>> Start MATERIAL FOR THIS TASK

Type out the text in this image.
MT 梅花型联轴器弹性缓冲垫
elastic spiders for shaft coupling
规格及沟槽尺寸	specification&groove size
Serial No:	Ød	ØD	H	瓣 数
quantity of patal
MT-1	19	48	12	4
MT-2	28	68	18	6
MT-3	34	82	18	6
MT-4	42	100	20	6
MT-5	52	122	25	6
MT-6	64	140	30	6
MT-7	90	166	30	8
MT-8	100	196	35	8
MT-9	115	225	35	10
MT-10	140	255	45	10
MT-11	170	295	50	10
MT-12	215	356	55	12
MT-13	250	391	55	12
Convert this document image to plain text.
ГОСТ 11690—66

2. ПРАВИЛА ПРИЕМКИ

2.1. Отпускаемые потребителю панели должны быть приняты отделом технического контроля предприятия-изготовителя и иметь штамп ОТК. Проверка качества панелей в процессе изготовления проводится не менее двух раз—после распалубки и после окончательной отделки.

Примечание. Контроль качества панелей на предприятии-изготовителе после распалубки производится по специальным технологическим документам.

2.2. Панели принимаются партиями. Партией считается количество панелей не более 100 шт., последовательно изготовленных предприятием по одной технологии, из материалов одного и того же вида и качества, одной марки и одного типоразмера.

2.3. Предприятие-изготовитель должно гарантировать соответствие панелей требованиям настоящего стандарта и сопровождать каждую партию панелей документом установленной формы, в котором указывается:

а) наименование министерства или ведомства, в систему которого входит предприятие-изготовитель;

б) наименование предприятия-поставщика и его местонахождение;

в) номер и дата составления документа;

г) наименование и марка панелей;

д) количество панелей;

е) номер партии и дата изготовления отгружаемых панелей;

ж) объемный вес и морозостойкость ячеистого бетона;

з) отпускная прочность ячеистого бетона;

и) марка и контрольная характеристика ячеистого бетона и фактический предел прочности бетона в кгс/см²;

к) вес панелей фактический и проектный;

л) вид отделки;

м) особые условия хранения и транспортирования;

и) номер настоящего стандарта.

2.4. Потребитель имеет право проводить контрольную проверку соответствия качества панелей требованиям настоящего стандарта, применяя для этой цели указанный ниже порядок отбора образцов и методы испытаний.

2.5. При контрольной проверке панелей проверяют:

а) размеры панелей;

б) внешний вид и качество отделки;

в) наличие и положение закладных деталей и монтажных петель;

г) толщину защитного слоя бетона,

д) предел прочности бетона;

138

>> End MATERIAL FOR THIS TASK

* _BRIEF_
Pull out each line containing the word "качества" and copy it.

* _EXERCISE RESULT_
2.1. Отпускаемые потребителю панели должны быть приняты отделом технического контроля предприятия-изготовителя и иметь штамп ОТК. Проверка качества панелей в процессе изготовления проводится не менее двух раз—после распалубки и после окончательной отделки.
Примечание. Контроль качества панелей на предприятии-изготовителе после распалубки производится по специальным технологическим документам.
2.2. Панели принимаются партиями. Партией считается количество панелей не более 100 шт., последовательно изготовленных предприятием по одной технологии, из материалов одного и того же вида и качества, одной марки и одного типоразмера.
2.4. Потребитель имеет право проводить контрольную проверку соответствия качества панелей требованиям настоящего стандарта, применяя для этой цели указанный ниже порядок отбора образцов и методы испытаний.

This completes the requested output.